>> begin Given records

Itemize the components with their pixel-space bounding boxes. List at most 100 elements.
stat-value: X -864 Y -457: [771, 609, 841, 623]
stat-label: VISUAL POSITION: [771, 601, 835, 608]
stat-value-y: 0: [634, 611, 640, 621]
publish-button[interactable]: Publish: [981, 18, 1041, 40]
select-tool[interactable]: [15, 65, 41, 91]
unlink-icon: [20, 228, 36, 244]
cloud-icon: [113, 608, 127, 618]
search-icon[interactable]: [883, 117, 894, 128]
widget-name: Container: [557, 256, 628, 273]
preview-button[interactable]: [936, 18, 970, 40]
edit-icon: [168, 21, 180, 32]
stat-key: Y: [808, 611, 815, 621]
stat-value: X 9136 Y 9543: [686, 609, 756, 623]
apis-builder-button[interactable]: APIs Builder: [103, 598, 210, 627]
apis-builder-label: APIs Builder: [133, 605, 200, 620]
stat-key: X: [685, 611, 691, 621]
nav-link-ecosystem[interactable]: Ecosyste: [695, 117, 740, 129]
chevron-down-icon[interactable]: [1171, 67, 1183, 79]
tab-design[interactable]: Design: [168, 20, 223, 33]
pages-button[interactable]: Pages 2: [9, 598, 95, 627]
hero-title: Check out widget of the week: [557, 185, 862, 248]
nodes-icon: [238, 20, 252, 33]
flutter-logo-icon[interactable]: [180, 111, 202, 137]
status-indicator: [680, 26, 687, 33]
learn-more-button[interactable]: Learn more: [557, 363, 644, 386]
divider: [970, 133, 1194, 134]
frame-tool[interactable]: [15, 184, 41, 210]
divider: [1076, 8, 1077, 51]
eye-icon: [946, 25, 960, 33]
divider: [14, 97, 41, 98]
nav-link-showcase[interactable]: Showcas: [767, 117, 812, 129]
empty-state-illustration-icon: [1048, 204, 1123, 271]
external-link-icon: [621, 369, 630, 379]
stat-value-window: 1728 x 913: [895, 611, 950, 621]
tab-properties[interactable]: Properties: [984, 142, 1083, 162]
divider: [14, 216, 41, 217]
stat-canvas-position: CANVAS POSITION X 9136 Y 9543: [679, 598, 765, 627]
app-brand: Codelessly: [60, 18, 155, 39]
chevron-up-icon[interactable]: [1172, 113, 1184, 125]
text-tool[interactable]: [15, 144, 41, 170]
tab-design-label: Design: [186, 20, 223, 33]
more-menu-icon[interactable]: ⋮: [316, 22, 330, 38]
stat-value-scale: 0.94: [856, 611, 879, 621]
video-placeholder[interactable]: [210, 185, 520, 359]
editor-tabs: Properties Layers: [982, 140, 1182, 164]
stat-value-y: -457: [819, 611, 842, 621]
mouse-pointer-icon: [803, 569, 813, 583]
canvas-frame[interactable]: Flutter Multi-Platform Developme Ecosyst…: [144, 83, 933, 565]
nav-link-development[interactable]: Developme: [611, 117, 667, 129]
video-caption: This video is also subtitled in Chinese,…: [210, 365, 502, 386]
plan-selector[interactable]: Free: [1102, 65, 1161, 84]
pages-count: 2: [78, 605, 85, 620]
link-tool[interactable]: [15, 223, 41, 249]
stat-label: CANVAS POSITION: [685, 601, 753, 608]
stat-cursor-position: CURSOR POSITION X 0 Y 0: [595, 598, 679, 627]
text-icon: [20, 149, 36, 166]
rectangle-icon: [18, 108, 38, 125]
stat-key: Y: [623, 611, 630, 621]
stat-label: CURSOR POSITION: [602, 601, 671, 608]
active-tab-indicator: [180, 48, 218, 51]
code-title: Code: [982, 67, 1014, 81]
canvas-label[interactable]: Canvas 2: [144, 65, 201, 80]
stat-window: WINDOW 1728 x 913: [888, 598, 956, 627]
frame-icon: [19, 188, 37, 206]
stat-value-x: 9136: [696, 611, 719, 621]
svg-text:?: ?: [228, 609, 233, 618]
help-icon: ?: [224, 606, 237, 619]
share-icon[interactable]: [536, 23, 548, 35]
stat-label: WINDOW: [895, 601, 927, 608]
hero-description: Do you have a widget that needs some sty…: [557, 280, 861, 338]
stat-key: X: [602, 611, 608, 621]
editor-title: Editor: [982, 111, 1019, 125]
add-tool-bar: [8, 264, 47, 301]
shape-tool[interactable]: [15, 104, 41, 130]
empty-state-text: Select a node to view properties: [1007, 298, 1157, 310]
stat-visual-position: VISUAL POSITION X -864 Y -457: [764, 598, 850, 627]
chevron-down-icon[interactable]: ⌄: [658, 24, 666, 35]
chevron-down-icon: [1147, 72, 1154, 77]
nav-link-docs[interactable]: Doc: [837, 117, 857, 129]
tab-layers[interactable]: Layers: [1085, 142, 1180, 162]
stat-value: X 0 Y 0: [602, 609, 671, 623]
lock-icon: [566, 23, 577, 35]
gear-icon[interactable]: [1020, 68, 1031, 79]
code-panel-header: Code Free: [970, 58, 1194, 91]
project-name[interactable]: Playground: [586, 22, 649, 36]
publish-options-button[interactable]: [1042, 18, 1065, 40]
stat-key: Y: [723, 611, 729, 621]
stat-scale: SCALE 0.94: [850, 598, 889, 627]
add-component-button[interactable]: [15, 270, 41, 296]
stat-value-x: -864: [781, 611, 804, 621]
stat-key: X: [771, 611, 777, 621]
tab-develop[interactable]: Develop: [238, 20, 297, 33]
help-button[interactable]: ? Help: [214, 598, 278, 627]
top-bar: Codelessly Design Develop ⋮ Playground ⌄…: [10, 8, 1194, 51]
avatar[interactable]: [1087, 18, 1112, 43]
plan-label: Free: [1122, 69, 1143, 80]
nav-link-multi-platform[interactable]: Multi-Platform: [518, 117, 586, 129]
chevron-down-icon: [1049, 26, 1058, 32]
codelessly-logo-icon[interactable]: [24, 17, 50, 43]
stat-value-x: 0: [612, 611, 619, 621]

>> end Given records

> [Short exercise] Locate each row above that contains the string "frame" and copy those rows. Case counts, so only matches with exactly this capitalization qualify.

> [Correct response]
frame-tool[interactable]: [15, 184, 41, 210]
canvas-frame[interactable]: Flutter Multi-Platform Developme Ecosyst…: [144, 83, 933, 565]
frame-icon: [19, 188, 37, 206]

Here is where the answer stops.